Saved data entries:

+ + + + + + +

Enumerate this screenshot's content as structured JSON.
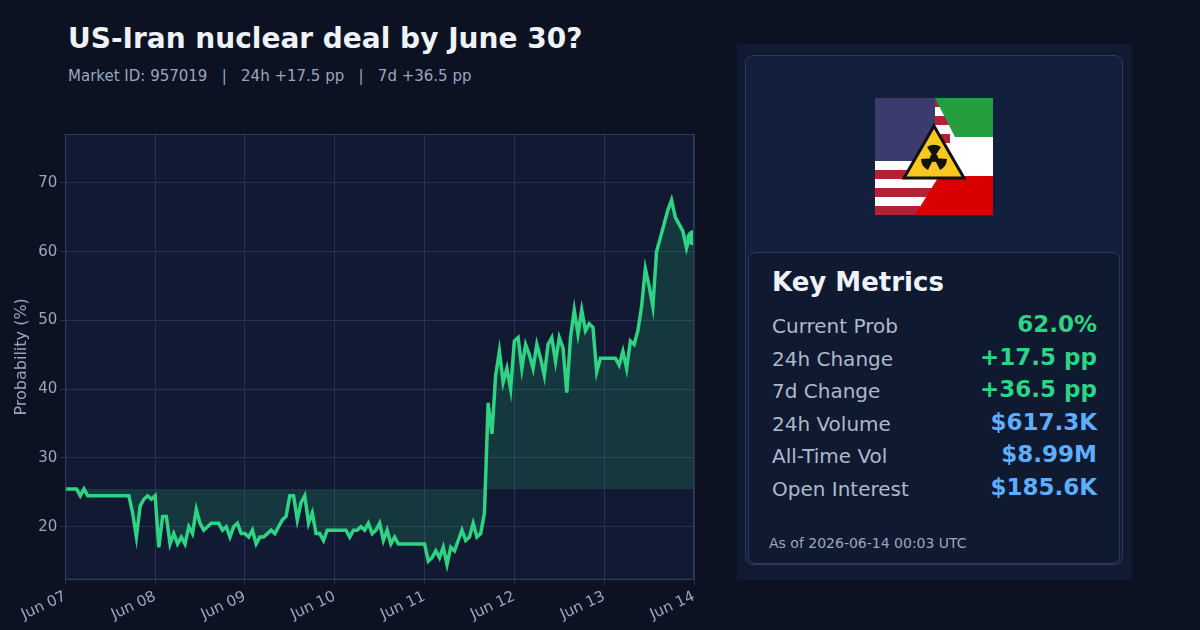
{
  "chart_data": {
    "type": "line",
    "title": "US-Iran nuclear deal by June 30?",
    "subtitle": "Market ID: 957019   |   24h +17.5 pp   |   7d +36.5 pp",
    "y_label": "Probability (%)",
    "color": "#2ed483",
    "grid": true,
    "categories": [
      "Jun 07",
      null,
      null,
      null,
      null,
      null,
      null,
      null,
      null,
      null,
      null,
      null,
      null,
      null,
      null,
      null,
      null,
      null,
      null,
      null,
      null,
      null,
      null,
      null,
      "Jun 08",
      null,
      null,
      null,
      null,
      null,
      null,
      null,
      null,
      null,
      null,
      null,
      null,
      null,
      null,
      null,
      null,
      null,
      null,
      null,
      null,
      null,
      null,
      null,
      "Jun 09",
      null,
      null,
      null,
      null,
      null,
      null,
      null,
      null,
      null,
      null,
      null,
      null,
      null,
      null,
      null,
      null,
      null,
      null,
      null,
      null,
      null,
      null,
      null,
      "Jun 10",
      null,
      null,
      null,
      null,
      null,
      null,
      null,
      null,
      null,
      null,
      null,
      null,
      null,
      null,
      null,
      null,
      null,
      null,
      null,
      null,
      null,
      null,
      null,
      "Jun 11",
      null,
      null,
      null,
      null,
      null,
      null,
      null,
      null,
      null,
      null,
      null,
      null,
      null,
      null,
      null,
      null,
      null,
      null,
      null,
      null,
      null,
      null,
      null,
      "Jun 12",
      null,
      null,
      null,
      null,
      null,
      null,
      null,
      null,
      null,
      null,
      null,
      null,
      null,
      null,
      null,
      null,
      null,
      null,
      null,
      null,
      null,
      null,
      null,
      "Jun 13",
      null,
      null,
      null,
      null,
      null,
      null,
      null,
      null,
      null,
      null,
      null,
      null,
      null,
      null,
      null,
      null,
      null,
      null,
      null,
      null,
      null,
      null,
      null,
      "Jun 14"
    ],
    "values": [
      25.5,
      25.5,
      25.5,
      25.5,
      24.5,
      25.5,
      24.5,
      24.5,
      24.5,
      24.5,
      24.5,
      24.5,
      24.5,
      24.5,
      24.5,
      24.5,
      24.5,
      24.5,
      22,
      18.5,
      23,
      24,
      24.5,
      24,
      24.5,
      17,
      21.5,
      21.5,
      17.5,
      19,
      17.5,
      18.5,
      17.5,
      20,
      19,
      22.5,
      20.5,
      19.5,
      20,
      20.5,
      20.5,
      20.5,
      19.5,
      20,
      18.5,
      20,
      20.5,
      19,
      19,
      18.5,
      19.5,
      17.5,
      18.5,
      18.5,
      19,
      19.5,
      19,
      20,
      21,
      21.5,
      24.5,
      24.5,
      21,
      23.5,
      24.5,
      20.5,
      22,
      19,
      19,
      18,
      19.5,
      19.5,
      19.5,
      19.5,
      19.5,
      19.5,
      18.5,
      19.5,
      19.5,
      20,
      19.5,
      20.5,
      19,
      19.5,
      20.5,
      18,
      19.5,
      17.5,
      18.5,
      17.5,
      17.5,
      17.5,
      17.5,
      17.5,
      17.5,
      17.5,
      17.5,
      15,
      15.5,
      16.5,
      15.5,
      17,
      14.5,
      17,
      16.5,
      18,
      19.5,
      18,
      18.5,
      20.5,
      18.5,
      19,
      22,
      38,
      33.5,
      42,
      45.5,
      41,
      43,
      40,
      47,
      47.5,
      43,
      46.5,
      45,
      43,
      46.5,
      44.5,
      42,
      46.5,
      47.5,
      44,
      47.5,
      46,
      39.5,
      47.5,
      51.5,
      48,
      51.5,
      48.5,
      49.5,
      49,
      42.5,
      44.5,
      44.5,
      44.5,
      44.5,
      44.5,
      43.5,
      45.5,
      43,
      47,
      46.5,
      48.5,
      52,
      57.5,
      55,
      52,
      60,
      62,
      64,
      66,
      67.5,
      65,
      64,
      63,
      60.5,
      62.5,
      62
    ],
    "ylim": [
      12.3,
      77.1
    ],
    "yticks": [
      20,
      30,
      40,
      50,
      60,
      70
    ]
  },
  "metrics_panel": {
    "title": "Key Metrics",
    "rows": [
      {
        "label": "Current Prob",
        "value": "62.0%",
        "color": "#2ed483"
      },
      {
        "label": "24h Change",
        "value": "+17.5 pp",
        "color": "#2ed483"
      },
      {
        "label": "7d Change",
        "value": "+36.5 pp",
        "color": "#2ed483"
      },
      {
        "label": "24h Volume",
        "value": "$617.3K",
        "color": "#5eaeff"
      },
      {
        "label": "All-Time Vol",
        "value": "$8.99M",
        "color": "#5eaeff"
      },
      {
        "label": "Open Interest",
        "value": "$185.6K",
        "color": "#5eaeff"
      }
    ],
    "as_of": "As of 2026-06-14 00:03 UTC"
  }
}
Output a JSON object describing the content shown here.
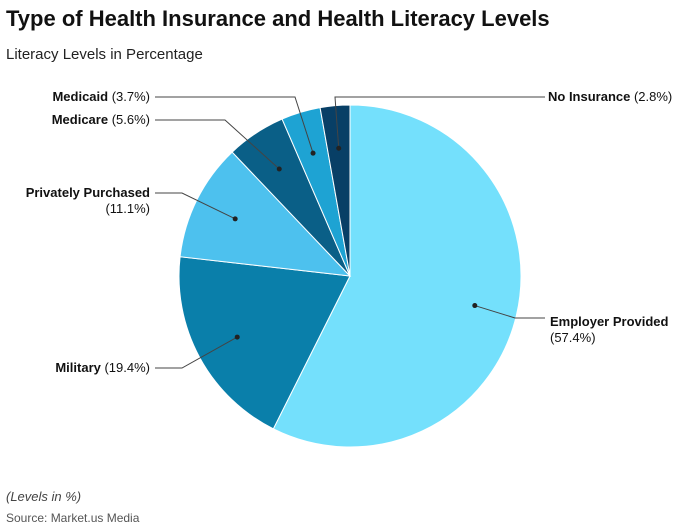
{
  "chart_data": {
    "type": "pie",
    "title": "Type of Health Insurance and Health Literacy Levels",
    "subtitle": "Literacy Levels in Percentage",
    "note": "(Levels in %)",
    "source": "Source: Market.us Media",
    "slices": [
      {
        "label": "Employer Provided",
        "value": 57.4,
        "display": "(57.4%)",
        "color": "#74E0FC"
      },
      {
        "label": "Military",
        "value": 19.4,
        "display": "(19.4%)",
        "color": "#0A7FAA"
      },
      {
        "label": "Privately Purchased",
        "value": 11.1,
        "display": "(11.1%)",
        "color": "#4DC1EE"
      },
      {
        "label": "Medicare",
        "value": 5.6,
        "display": "(5.6%)",
        "color": "#0A5F87"
      },
      {
        "label": "Medicaid",
        "value": 3.7,
        "display": "(3.7%)",
        "color": "#1EA3D3"
      },
      {
        "label": "No Insurance",
        "value": 2.8,
        "display": "(2.8%)",
        "color": "#083F66"
      }
    ]
  }
}
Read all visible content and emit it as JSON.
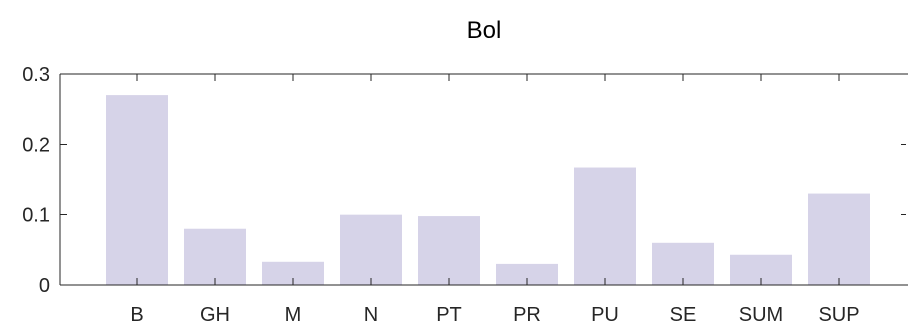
{
  "chart_data": {
    "type": "bar",
    "title": "Bol",
    "xlabel": "",
    "ylabel": "",
    "categories": [
      "B",
      "GH",
      "M",
      "N",
      "PT",
      "PR",
      "PU",
      "SE",
      "SUM",
      "SUP"
    ],
    "values": [
      0.27,
      0.08,
      0.033,
      0.1,
      0.098,
      0.03,
      0.167,
      0.06,
      0.043,
      0.13
    ],
    "ylim": [
      0,
      0.3
    ],
    "yticks": [
      0,
      0.1,
      0.2,
      0.3
    ],
    "ytick_labels": [
      "0",
      "0.1",
      "0.2",
      "0.3"
    ],
    "bar_color": "#d6d3e8",
    "axis_color": "#262626",
    "grid": false,
    "legend": "none"
  }
}
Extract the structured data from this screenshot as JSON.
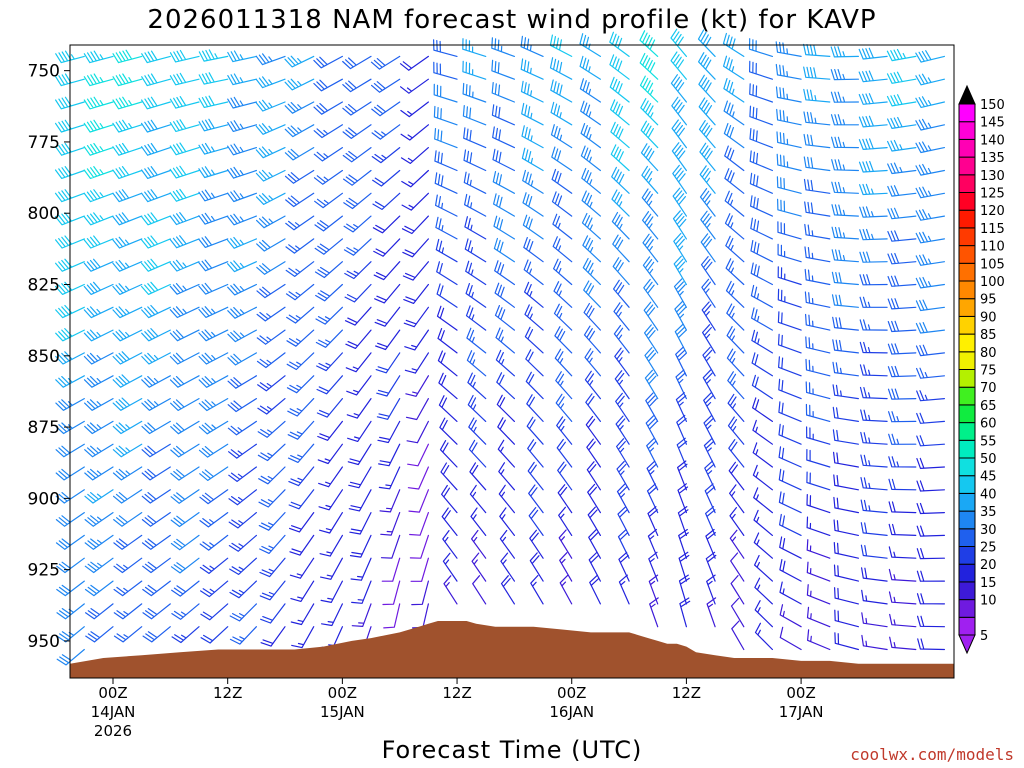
{
  "chart_data": {
    "type": "wind_barb_time_height",
    "title": "2026011318 NAM forecast wind profile (kt) for KAVP",
    "xlabel": "Forecast Time (UTC)",
    "credit": "coolwx.com/models",
    "x_range_hours": [
      -4.5,
      88
    ],
    "y_range_hpa": [
      741,
      963
    ],
    "y_ticks": [
      {
        "value": 750,
        "label": "750"
      },
      {
        "value": 775,
        "label": "775"
      },
      {
        "value": 800,
        "label": "800"
      },
      {
        "value": 825,
        "label": "825"
      },
      {
        "value": 850,
        "label": "850"
      },
      {
        "value": 875,
        "label": "875"
      },
      {
        "value": 900,
        "label": "900"
      },
      {
        "value": 925,
        "label": "925"
      },
      {
        "value": 950,
        "label": "950"
      }
    ],
    "x_ticks": [
      {
        "hour": 0,
        "lines": [
          "00Z",
          "14JAN",
          "2026"
        ]
      },
      {
        "hour": 12,
        "lines": [
          "12Z"
        ]
      },
      {
        "hour": 24,
        "lines": [
          "00Z",
          "15JAN"
        ]
      },
      {
        "hour": 36,
        "lines": [
          "12Z"
        ]
      },
      {
        "hour": 48,
        "lines": [
          "00Z",
          "16JAN"
        ]
      },
      {
        "hour": 60,
        "lines": [
          "12Z"
        ]
      },
      {
        "hour": 72,
        "lines": [
          "00Z",
          "17JAN"
        ]
      }
    ],
    "surface_pressure": {
      "hours": [
        -4.5,
        -1,
        3,
        7,
        11,
        15,
        19,
        22,
        25,
        27,
        30,
        32,
        33,
        34,
        35,
        36,
        37,
        38,
        40,
        42,
        44,
        47,
        50,
        52,
        54,
        55,
        56,
        57,
        58,
        59,
        60,
        61,
        63,
        65,
        67,
        69,
        72,
        75,
        78,
        82,
        88
      ],
      "hpa": [
        958,
        956,
        955,
        954,
        953,
        953,
        953,
        952,
        950,
        949,
        947,
        945,
        944,
        943,
        943,
        943,
        943,
        944,
        945,
        945,
        945,
        946,
        947,
        947,
        947,
        948,
        949,
        950,
        951,
        951,
        952,
        954,
        955,
        956,
        956,
        956,
        957,
        957,
        958,
        958,
        958
      ]
    },
    "speed_anchors": {
      "hours": [
        -4,
        0,
        6,
        12,
        18,
        22,
        26,
        30,
        32,
        33,
        34,
        36,
        40,
        45,
        50,
        54,
        56,
        60,
        64,
        68,
        72,
        78,
        84,
        88
      ],
      "speed_at_750": [
        44,
        46,
        44,
        40,
        36,
        33,
        30,
        27,
        24,
        20,
        22,
        30,
        34,
        36,
        38,
        42,
        46,
        44,
        38,
        32,
        34,
        38,
        40,
        40
      ],
      "speed_at_950": [
        30,
        28,
        26,
        24,
        20,
        16,
        12,
        10,
        9,
        8,
        9,
        12,
        14,
        14,
        14,
        14,
        15,
        15,
        13,
        13,
        14,
        15,
        15,
        15
      ]
    },
    "direction_anchors": {
      "hours": [
        -4,
        6,
        14,
        20,
        26,
        30,
        33,
        34,
        36,
        42,
        50,
        56,
        60,
        64,
        68,
        72,
        80,
        88
      ],
      "dir_deg_at_750": [
        255,
        255,
        260,
        245,
        240,
        238,
        235,
        280,
        285,
        290,
        300,
        310,
        320,
        315,
        290,
        280,
        265,
        255
      ],
      "dir_deg_at_950": [
        230,
        230,
        225,
        210,
        200,
        190,
        190,
        320,
        330,
        330,
        335,
        340,
        345,
        340,
        320,
        300,
        280,
        270
      ]
    },
    "colorbar": {
      "levels": [
        5,
        10,
        15,
        20,
        25,
        30,
        35,
        40,
        45,
        50,
        55,
        60,
        65,
        70,
        75,
        80,
        85,
        90,
        95,
        100,
        105,
        110,
        115,
        120,
        125,
        130,
        135,
        140,
        145,
        150
      ],
      "colors": [
        "#a020f0",
        "#6f1ae0",
        "#3d1ad8",
        "#2222dd",
        "#1f3ee6",
        "#1f60ee",
        "#1e86f2",
        "#1aa8f5",
        "#15c8f0",
        "#10e0e0",
        "#00ecc0",
        "#00f08a",
        "#10ec40",
        "#40f020",
        "#b4f000",
        "#f0f000",
        "#fff000",
        "#ffd200",
        "#ffa600",
        "#ff8800",
        "#ff7000",
        "#ff5400",
        "#ff3a00",
        "#ff1a00",
        "#ff0024",
        "#ff0060",
        "#ff0090",
        "#ff00b4",
        "#ff00d8",
        "#ff00ff"
      ],
      "tri_top_color": "#000000",
      "tri_bottom_color": "#a020f0"
    },
    "colors": {
      "terrain": "#a0522d"
    }
  }
}
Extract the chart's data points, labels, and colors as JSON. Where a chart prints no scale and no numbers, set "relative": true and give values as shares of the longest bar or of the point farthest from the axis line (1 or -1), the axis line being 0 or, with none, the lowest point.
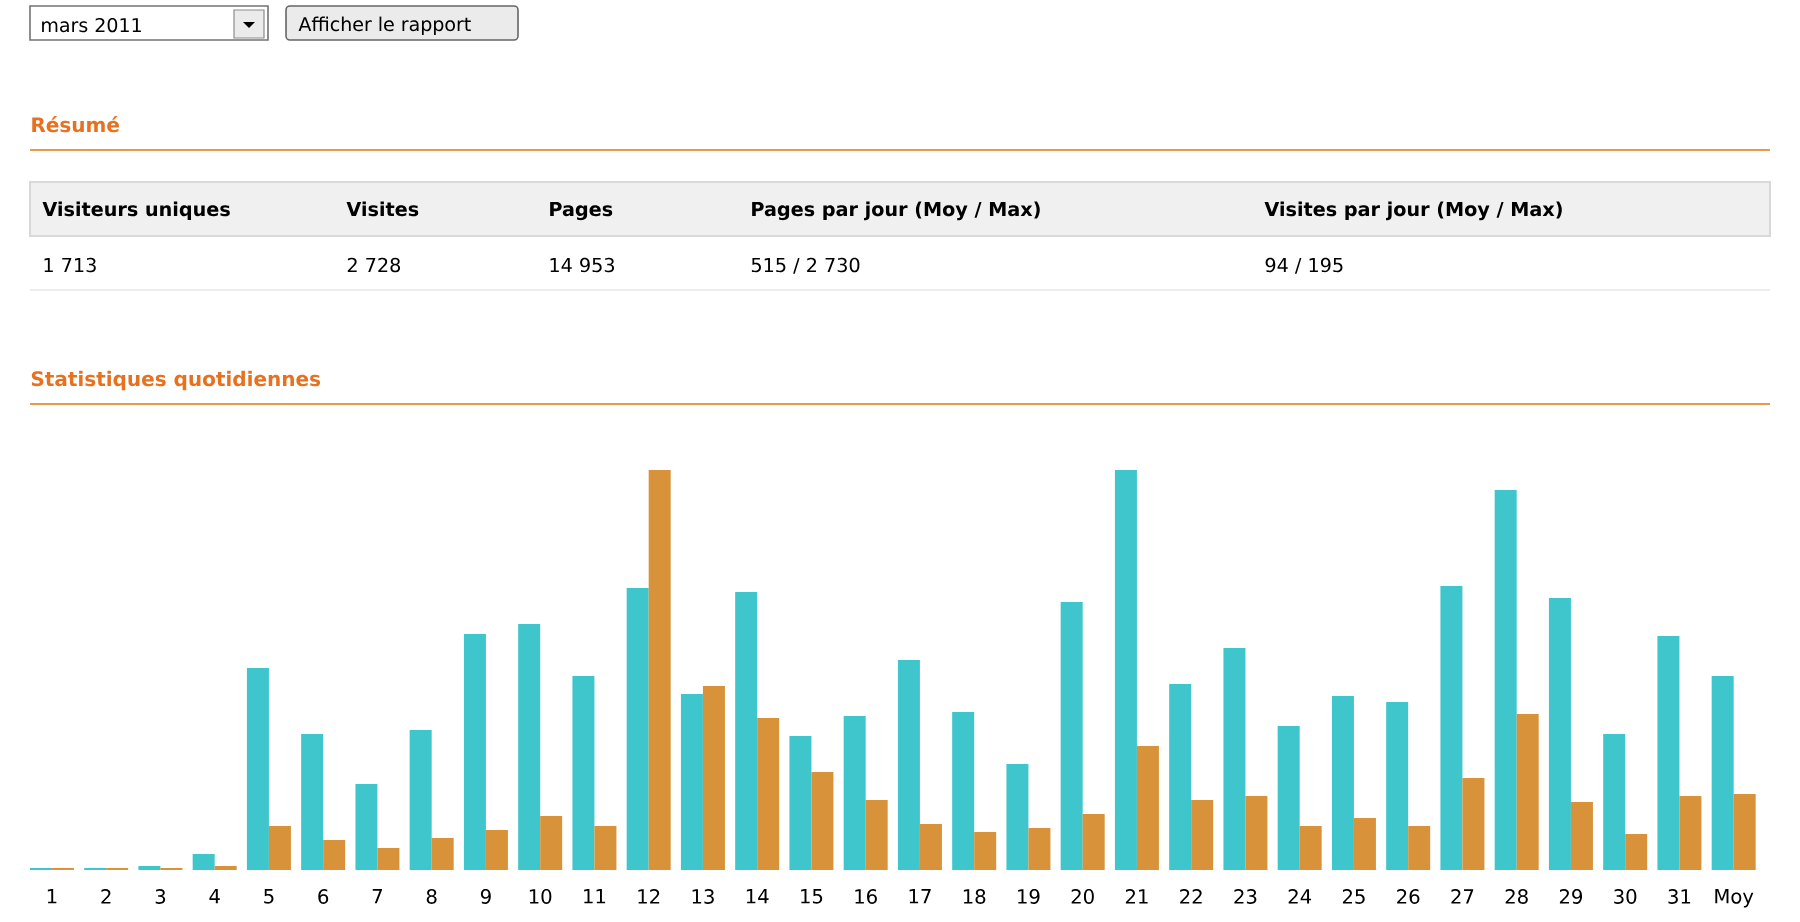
{
  "chart_data": {
    "type": "bar",
    "title": "Statistiques quotidiennes",
    "annotations": [
      "mars 2011",
      "Afficher le rapport",
      "Résumé",
      "Visiteurs uniques",
      "Visites",
      "Pages",
      "Pages par jour (Moy / Max)",
      "Visites par jour (Moy / Max)",
      "1 713",
      "2 728",
      "14 953",
      "515 / 2 730",
      "94 / 195"
    ],
    "categories": [
      "1",
      "2",
      "3",
      "4",
      "5",
      "6",
      "7",
      "8",
      "9",
      "10",
      "11",
      "12",
      "13",
      "14",
      "15",
      "16",
      "17",
      "18",
      "19",
      "20",
      "21",
      "22",
      "23",
      "24",
      "25",
      "26",
      "27",
      "28",
      "29",
      "30",
      "31",
      "Moy"
    ],
    "relative": true,
    "series": [
      {
        "color": "#3ec6cc",
        "values": [
          0.005,
          0.005,
          0.01,
          0.04,
          0.505,
          0.34,
          0.215,
          0.35,
          0.59,
          0.615,
          0.485,
          0.705,
          0.44,
          0.695,
          0.335,
          0.385,
          0.525,
          0.395,
          0.265,
          0.67,
          1,
          0.465,
          0.555,
          0.36,
          0.435,
          0.42,
          0.71,
          0.95,
          0.68,
          0.34,
          0.585,
          0.485
        ]
      },
      {
        "color": "#d8923a",
        "values": [
          0.005,
          0.005,
          0.005,
          0.01,
          0.11,
          0.075,
          0.055,
          0.08,
          0.1,
          0.135,
          0.11,
          1,
          0.46,
          0.38,
          0.245,
          0.175,
          0.115,
          0.095,
          0.105,
          0.14,
          0.31,
          0.175,
          0.185,
          0.11,
          0.13,
          0.11,
          0.23,
          0.39,
          0.17,
          0.09,
          0.185,
          0.19
        ]
      }
    ]
  }
}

+ + + + + + +

Search the material above for "Market". Pull out each line where it shows up.

### EXPECTED ANSWER
    "subtitle": "Market ID: 957019   |   24h +17.5 pp   |   7d +36.5 pp",
    "source": "Source: Market.us Media",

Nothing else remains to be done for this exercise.